##### DATA LINES

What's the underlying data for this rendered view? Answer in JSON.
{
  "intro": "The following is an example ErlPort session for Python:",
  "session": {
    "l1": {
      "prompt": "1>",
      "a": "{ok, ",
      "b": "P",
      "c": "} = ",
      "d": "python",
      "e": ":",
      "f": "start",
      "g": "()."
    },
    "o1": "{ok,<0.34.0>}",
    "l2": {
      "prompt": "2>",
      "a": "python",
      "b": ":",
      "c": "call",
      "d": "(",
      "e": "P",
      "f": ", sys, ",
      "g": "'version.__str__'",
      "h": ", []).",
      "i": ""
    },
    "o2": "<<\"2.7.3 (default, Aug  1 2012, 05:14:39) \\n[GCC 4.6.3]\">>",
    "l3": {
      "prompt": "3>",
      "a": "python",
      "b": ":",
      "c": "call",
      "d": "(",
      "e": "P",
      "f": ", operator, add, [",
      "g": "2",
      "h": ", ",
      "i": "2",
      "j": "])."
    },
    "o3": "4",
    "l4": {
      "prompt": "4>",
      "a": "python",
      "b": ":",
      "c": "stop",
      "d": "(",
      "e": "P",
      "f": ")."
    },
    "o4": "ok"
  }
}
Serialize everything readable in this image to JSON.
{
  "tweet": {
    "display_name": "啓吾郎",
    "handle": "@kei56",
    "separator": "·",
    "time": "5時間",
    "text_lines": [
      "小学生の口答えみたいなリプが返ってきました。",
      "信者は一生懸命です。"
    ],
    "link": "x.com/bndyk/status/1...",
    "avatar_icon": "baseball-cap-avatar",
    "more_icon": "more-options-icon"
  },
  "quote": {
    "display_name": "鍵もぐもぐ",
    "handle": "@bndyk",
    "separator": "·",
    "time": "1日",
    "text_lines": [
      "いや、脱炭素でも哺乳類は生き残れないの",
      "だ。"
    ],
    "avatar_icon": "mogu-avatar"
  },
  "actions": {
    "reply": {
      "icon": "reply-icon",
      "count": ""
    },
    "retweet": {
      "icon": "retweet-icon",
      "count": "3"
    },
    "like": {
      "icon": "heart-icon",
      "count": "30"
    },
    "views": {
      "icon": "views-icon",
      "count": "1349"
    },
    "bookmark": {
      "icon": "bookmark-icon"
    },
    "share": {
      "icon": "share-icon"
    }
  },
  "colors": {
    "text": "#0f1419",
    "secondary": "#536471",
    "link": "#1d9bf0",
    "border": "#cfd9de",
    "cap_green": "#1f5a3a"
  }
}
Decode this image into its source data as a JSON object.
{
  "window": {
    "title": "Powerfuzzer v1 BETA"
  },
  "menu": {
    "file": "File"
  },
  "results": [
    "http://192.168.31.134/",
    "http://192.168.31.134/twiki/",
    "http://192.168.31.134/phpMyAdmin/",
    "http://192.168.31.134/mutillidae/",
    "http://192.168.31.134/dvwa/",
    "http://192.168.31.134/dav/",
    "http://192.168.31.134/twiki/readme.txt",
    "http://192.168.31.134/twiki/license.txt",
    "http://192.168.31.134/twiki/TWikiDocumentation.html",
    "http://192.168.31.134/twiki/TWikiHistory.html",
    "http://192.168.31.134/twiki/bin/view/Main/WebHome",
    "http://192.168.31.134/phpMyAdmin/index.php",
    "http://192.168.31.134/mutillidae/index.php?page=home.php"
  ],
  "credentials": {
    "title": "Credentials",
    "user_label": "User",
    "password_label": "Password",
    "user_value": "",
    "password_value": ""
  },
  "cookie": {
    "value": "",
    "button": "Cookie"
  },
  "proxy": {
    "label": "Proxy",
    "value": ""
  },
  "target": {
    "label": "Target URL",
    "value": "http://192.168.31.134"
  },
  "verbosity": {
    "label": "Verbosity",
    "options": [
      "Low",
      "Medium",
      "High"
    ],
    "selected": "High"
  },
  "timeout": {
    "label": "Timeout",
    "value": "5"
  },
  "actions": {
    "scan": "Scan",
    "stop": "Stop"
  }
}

##########

--- SET TASK ---
Quote all of the entries verbatim.

--- ANSWER TO THIS PROBLEM ---
What's the underlying data for this rendered view? Answer in JSON.
{
  "intro": "The following is an example ErlPort session for Python:",
  "session": {
    "l1": {
      "prompt": "1>",
      "a": "{ok, ",
      "b": "P",
      "c": "} = ",
      "d": "python",
      "e": ":",
      "f": "start",
      "g": "()."
    },
    "o1": "{ok,<0.34.0>}",
    "l2": {
      "prompt": "2>",
      "a": "python",
      "b": ":",
      "c": "call",
      "d": "(",
      "e": "P",
      "f": ", sys, ",
      "g": "'version.__str__'",
      "h": ", []).",
      "i": ""
    },
    "o2": "<<\"2.7.3 (default, Aug  1 2012, 05:14:39) \\n[GCC 4.6.3]\">>",
    "l3": {
      "prompt": "3>",
      "a": "python",
      "b": ":",
      "c": "call",
      "d": "(",
      "e": "P",
      "f": ", operator, add, [",
      "g": "2",
      "h": ", ",
      "i": "2",
      "j": "])."
    },
    "o3": "4",
    "l4": {
      "prompt": "4>",
      "a": "python",
      "b": ":",
      "c": "stop",
      "d": "(",
      "e": "P",
      "f": ")."
    },
    "o4": "ok"
  }
}
Serialize everything readable in this image to JSON.
{
  "tweet": {
    "display_name": "啓吾郎",
    "handle": "@kei56",
    "separator": "·",
    "time": "5時間",
    "text_lines": [
      "小学生の口答えみたいなリプが返ってきました。",
      "信者は一生懸命です。"
    ],
    "link": "x.com/bndyk/status/1...",
    "avatar_icon": "baseball-cap-avatar",
    "more_icon": "more-options-icon"
  },
  "quote": {
    "display_name": "鍵もぐもぐ",
    "handle": "@bndyk",
    "separator": "·",
    "time": "1日",
    "text_lines": [
      "いや、脱炭素でも哺乳類は生き残れないの",
      "だ。"
    ],
    "avatar_icon": "mogu-avatar"
  },
  "actions": {
    "reply": {
      "icon": "reply-icon",
      "count": ""
    },
    "retweet": {
      "icon": "retweet-icon",
      "count": "3"
    },
    "like": {
      "icon": "heart-icon",
      "count": "30"
    },
    "views": {
      "icon": "views-icon",
      "count": "1349"
    },
    "bookmark": {
      "icon": "bookmark-icon"
    },
    "share": {
      "icon": "share-icon"
    }
  },
  "colors": {
    "text": "#0f1419",
    "secondary": "#536471",
    "link": "#1d9bf0",
    "border": "#cfd9de",
    "cap_green": "#1f5a3a"
  }
}
Decode this image into its source data as a JSON object.
{
  "window": {
    "title": "Powerfuzzer v1 BETA"
  },
  "menu": {
    "file": "File"
  },
  "results": [
    "http://192.168.31.134/",
    "http://192.168.31.134/twiki/",
    "http://192.168.31.134/phpMyAdmin/",
    "http://192.168.31.134/mutillidae/",
    "http://192.168.31.134/dvwa/",
    "http://192.168.31.134/dav/",
    "http://192.168.31.134/twiki/readme.txt",
    "http://192.168.31.134/twiki/license.txt",
    "http://192.168.31.134/twiki/TWikiDocumentation.html",
    "http://192.168.31.134/twiki/TWikiHistory.html",
    "http://192.168.31.134/twiki/bin/view/Main/WebHome",
    "http://192.168.31.134/phpMyAdmin/index.php",
    "http://192.168.31.134/mutillidae/index.php?page=home.php"
  ],
  "credentials": {
    "title": "Credentials",
    "user_label": "User",
    "password_label": "Password",
    "user_value": "",
    "password_value": ""
  },
  "cookie": {
    "value": "",
    "button": "Cookie"
  },
  "proxy": {
    "label": "Proxy",
    "value": ""
  },
  "target": {
    "label": "Target URL",
    "value": "http://192.168.31.134"
  },
  "verbosity": {
    "label": "Verbosity",
    "options": [
      "Low",
      "Medium",
      "High"
    ],
    "selected": "High"
  },
  "timeout": {
    "label": "Timeout",
    "value": "5"
  },
  "actions": {
    "scan": "Scan",
    "stop": "Stop"
  }
}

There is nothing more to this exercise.